--- Data provided ---

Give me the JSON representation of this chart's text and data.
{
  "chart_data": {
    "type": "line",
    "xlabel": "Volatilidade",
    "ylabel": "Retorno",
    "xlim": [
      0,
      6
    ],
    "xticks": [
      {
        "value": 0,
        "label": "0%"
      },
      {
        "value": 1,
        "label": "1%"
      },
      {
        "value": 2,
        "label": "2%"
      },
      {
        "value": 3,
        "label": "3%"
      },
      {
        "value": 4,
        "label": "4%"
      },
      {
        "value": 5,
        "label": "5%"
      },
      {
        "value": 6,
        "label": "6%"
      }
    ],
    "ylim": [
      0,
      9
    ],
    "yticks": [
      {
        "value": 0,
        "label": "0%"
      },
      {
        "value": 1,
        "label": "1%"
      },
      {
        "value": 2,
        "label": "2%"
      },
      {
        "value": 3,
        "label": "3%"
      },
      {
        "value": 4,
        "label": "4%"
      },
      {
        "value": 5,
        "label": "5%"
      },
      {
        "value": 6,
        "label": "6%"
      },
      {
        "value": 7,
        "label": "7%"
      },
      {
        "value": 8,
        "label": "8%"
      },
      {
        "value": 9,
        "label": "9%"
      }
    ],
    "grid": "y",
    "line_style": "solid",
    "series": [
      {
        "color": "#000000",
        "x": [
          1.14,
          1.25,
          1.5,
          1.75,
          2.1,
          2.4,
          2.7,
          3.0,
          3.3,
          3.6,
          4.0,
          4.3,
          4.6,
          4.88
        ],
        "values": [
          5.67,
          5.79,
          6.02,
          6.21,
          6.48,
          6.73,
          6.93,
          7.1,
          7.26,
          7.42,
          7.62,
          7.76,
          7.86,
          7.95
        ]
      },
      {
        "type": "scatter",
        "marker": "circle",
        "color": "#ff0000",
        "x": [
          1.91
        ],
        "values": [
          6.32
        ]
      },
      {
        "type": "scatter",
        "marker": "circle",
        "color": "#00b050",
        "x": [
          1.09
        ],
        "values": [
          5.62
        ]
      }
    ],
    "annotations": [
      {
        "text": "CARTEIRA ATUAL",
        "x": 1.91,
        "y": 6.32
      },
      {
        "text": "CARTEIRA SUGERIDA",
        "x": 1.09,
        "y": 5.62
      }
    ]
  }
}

---

**Exercise instructions**
Write out every line of the material again, exactly as it reads.

**Solution**
Give me the JSON representation of this chart's text and data.
{
  "chart_data": {
    "type": "line",
    "xlabel": "Volatilidade",
    "ylabel": "Retorno",
    "xlim": [
      0,
      6
    ],
    "xticks": [
      {
        "value": 0,
        "label": "0%"
      },
      {
        "value": 1,
        "label": "1%"
      },
      {
        "value": 2,
        "label": "2%"
      },
      {
        "value": 3,
        "label": "3%"
      },
      {
        "value": 4,
        "label": "4%"
      },
      {
        "value": 5,
        "label": "5%"
      },
      {
        "value": 6,
        "label": "6%"
      }
    ],
    "ylim": [
      0,
      9
    ],
    "yticks": [
      {
        "value": 0,
        "label": "0%"
      },
      {
        "value": 1,
        "label": "1%"
      },
      {
        "value": 2,
        "label": "2%"
      },
      {
        "value": 3,
        "label": "3%"
      },
      {
        "value": 4,
        "label": "4%"
      },
      {
        "value": 5,
        "label": "5%"
      },
      {
        "value": 6,
        "label": "6%"
      },
      {
        "value": 7,
        "label": "7%"
      },
      {
        "value": 8,
        "label": "8%"
      },
      {
        "value": 9,
        "label": "9%"
      }
    ],
    "grid": "y",
    "line_style": "solid",
    "series": [
      {
        "color": "#000000",
        "x": [
          1.14,
          1.25,
          1.5,
          1.75,
          2.1,
          2.4,
          2.7,
          3.0,
          3.3,
          3.6,
          4.0,
          4.3,
          4.6,
          4.88
        ],
        "values": [
          5.67,
          5.79,
          6.02,
          6.21,
          6.48,
          6.73,
          6.93,
          7.1,
          7.26,
          7.42,
          7.62,
          7.76,
          7.86,
          7.95
        ]
      },
      {
        "type": "scatter",
        "marker": "circle",
        "color": "#ff0000",
        "x": [
          1.91
        ],
        "values": [
          6.32
        ]
      },
      {
        "type": "scatter",
        "marker": "circle",
        "color": "#00b050",
        "x": [
          1.09
        ],
        "values": [
          5.62
        ]
      }
    ],
    "annotations": [
      {
        "text": "CARTEIRA ATUAL",
        "x": 1.91,
        "y": 6.32
      },
      {
        "text": "CARTEIRA SUGERIDA",
        "x": 1.09,
        "y": 5.62
      }
    ]
  }
}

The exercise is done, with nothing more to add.